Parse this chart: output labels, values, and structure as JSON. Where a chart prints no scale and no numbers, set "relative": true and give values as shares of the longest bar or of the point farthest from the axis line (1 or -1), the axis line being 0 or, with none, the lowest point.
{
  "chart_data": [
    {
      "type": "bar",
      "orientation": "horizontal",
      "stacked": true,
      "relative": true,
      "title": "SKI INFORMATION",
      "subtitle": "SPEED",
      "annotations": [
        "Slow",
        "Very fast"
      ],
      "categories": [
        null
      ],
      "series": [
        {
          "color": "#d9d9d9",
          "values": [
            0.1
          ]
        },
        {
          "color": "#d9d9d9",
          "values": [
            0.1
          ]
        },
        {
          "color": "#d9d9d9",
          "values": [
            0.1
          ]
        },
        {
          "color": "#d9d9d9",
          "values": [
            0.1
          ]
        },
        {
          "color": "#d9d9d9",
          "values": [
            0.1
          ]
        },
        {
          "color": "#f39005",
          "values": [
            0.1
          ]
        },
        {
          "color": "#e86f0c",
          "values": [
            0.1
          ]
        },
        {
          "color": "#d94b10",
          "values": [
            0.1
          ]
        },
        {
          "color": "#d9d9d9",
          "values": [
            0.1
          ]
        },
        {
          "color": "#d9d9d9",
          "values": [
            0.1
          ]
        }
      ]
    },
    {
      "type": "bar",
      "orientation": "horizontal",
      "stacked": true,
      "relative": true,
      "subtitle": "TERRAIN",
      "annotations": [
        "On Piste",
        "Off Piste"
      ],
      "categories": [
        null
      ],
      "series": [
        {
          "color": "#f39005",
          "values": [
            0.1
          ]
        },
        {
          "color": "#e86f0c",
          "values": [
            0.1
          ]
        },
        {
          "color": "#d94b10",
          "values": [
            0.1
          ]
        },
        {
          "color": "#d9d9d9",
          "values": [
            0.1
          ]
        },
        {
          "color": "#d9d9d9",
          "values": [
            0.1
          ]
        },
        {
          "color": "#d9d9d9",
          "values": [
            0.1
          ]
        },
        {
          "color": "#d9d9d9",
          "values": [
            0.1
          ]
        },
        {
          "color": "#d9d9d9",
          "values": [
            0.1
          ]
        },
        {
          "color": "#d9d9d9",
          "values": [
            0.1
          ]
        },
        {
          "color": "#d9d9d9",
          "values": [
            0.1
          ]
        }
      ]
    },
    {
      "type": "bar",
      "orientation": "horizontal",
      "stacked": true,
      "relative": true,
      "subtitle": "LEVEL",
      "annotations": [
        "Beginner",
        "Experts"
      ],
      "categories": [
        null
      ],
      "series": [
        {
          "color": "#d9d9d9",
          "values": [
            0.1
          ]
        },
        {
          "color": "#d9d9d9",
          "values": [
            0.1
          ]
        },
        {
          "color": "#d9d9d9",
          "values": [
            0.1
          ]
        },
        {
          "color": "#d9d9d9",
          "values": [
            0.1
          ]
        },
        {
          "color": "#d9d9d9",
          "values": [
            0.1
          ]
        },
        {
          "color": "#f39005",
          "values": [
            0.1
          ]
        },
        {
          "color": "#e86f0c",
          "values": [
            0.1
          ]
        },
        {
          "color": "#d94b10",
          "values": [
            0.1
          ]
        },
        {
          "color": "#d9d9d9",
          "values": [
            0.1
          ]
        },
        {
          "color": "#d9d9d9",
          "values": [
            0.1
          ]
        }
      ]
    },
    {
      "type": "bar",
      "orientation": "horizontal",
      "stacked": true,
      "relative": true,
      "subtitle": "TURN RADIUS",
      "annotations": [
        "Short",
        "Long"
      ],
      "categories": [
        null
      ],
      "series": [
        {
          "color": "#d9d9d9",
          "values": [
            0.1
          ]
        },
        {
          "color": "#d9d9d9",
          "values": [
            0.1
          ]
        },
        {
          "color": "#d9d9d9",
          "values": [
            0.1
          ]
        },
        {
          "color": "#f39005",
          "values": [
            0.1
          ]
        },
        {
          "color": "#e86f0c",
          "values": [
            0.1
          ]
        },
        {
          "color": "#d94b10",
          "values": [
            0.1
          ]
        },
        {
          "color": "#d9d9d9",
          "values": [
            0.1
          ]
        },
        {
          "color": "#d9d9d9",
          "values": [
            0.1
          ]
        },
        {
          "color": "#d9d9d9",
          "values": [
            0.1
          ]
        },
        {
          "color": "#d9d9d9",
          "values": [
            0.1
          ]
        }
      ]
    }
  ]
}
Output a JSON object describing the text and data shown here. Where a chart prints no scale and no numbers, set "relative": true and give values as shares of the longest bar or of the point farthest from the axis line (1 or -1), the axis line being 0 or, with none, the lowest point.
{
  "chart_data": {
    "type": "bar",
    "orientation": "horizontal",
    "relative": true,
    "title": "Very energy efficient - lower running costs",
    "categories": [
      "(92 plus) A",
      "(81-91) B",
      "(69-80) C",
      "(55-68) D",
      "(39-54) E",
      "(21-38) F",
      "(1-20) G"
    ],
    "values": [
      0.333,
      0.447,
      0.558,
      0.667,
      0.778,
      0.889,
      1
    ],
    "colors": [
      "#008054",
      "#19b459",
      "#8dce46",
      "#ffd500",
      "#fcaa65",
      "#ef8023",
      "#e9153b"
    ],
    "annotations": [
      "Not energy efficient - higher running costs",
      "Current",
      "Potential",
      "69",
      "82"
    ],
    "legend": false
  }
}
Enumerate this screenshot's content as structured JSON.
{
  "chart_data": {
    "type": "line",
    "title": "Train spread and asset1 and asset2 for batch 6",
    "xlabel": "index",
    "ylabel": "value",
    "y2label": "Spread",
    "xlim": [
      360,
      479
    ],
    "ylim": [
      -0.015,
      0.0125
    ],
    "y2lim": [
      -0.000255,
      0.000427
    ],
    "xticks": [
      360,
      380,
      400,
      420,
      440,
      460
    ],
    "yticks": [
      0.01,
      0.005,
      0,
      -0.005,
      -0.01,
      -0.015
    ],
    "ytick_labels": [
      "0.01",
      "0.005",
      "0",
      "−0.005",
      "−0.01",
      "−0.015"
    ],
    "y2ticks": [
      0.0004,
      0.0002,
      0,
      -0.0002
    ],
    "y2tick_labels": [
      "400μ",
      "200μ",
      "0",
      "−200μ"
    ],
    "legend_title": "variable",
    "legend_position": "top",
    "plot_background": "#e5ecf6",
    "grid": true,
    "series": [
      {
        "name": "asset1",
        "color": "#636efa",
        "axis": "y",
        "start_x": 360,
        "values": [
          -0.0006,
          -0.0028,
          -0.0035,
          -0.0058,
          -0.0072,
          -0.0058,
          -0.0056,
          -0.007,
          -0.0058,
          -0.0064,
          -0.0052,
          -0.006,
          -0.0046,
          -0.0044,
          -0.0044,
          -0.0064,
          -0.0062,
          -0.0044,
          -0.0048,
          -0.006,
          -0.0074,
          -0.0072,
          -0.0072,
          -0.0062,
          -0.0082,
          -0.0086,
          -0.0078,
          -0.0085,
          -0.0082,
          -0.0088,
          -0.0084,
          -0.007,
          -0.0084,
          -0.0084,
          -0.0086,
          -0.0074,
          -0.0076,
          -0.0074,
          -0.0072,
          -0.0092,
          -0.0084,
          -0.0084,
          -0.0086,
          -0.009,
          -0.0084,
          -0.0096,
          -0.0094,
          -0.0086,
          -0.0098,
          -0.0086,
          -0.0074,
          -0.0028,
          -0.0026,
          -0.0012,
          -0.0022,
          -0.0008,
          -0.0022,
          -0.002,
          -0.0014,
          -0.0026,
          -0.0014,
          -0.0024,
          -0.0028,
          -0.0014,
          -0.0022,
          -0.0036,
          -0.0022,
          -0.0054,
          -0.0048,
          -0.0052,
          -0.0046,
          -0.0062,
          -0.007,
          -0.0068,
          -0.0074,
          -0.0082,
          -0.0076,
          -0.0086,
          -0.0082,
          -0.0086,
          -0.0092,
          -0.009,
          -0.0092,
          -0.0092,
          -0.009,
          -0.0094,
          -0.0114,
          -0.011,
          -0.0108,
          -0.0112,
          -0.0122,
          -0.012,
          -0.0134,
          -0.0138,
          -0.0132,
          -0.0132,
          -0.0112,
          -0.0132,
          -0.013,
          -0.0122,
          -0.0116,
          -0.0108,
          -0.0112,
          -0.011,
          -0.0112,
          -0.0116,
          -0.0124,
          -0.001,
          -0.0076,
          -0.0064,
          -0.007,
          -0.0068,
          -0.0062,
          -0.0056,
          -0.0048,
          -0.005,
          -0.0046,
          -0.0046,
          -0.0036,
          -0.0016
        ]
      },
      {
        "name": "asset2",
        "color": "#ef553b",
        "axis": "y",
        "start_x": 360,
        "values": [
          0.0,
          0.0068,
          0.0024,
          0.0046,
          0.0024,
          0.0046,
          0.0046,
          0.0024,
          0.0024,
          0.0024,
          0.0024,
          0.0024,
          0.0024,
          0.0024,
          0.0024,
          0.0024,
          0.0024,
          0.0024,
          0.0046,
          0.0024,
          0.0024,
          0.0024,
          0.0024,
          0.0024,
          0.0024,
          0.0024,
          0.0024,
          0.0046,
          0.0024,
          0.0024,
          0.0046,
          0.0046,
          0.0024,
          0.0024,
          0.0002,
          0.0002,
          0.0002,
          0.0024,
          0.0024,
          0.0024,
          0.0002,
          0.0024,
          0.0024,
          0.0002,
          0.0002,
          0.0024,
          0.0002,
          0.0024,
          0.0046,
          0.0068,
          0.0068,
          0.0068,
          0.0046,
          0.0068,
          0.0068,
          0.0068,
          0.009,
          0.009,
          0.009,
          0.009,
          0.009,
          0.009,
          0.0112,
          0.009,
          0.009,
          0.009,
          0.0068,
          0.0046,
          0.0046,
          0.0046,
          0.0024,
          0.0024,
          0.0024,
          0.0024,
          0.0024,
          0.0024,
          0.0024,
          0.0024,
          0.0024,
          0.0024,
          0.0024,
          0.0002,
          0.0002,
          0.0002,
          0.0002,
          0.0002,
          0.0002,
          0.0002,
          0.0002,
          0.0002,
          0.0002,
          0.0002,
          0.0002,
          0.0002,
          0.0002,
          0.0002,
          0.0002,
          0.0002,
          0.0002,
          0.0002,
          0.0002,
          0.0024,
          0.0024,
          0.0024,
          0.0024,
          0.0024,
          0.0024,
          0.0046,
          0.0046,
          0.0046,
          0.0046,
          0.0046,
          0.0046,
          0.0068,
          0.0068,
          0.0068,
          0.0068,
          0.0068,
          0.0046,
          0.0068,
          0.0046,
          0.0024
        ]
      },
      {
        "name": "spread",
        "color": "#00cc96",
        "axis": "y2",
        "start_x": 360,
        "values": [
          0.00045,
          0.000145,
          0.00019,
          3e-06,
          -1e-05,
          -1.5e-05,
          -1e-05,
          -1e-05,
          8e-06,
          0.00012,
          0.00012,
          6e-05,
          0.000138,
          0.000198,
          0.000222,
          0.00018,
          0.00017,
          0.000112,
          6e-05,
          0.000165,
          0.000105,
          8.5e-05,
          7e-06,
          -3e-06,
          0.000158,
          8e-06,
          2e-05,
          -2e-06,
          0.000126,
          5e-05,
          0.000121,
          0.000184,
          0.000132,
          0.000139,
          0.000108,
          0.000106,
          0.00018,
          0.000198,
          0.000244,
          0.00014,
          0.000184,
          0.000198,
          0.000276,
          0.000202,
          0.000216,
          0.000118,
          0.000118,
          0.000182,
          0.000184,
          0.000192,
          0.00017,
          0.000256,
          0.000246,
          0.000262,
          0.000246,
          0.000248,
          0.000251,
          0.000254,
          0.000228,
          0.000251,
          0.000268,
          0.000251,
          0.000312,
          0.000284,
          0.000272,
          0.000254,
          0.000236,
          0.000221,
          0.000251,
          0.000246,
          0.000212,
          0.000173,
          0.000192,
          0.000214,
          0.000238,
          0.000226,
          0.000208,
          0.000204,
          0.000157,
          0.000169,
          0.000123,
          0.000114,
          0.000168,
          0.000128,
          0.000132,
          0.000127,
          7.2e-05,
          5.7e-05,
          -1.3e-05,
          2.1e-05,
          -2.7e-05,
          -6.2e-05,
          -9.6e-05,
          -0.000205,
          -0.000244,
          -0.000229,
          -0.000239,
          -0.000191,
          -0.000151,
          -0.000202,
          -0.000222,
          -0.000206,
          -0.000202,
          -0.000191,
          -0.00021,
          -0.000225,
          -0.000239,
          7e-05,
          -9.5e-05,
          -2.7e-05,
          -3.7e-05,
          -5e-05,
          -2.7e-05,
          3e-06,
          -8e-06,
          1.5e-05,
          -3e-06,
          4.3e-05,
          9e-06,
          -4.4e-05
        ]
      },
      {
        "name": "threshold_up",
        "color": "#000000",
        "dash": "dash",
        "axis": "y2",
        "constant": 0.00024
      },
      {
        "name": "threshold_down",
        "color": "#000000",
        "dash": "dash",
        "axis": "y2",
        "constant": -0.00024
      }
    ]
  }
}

## WHAT YOU ARE ASKED TO DO
Where a line above contains the word "from", copy that line.

## EXERCISE RESPONSE
Parse this chart: output labels, values, and structure as JSON. Where a chart prints no scale and no numbers, set "relative": true and give values as shares of the longest bar or of the point farthest from the axis line (1 or -1), the axis line being 0 or, with none, the lowest point.
Output a JSON object describing the text and data shown here. Where a chart prints no scale and no numbers, set "relative": true and give values as shares of the longest bar or of the point farthest from the axis line (1 or -1), the axis line being 0 or, with none, the lowest point.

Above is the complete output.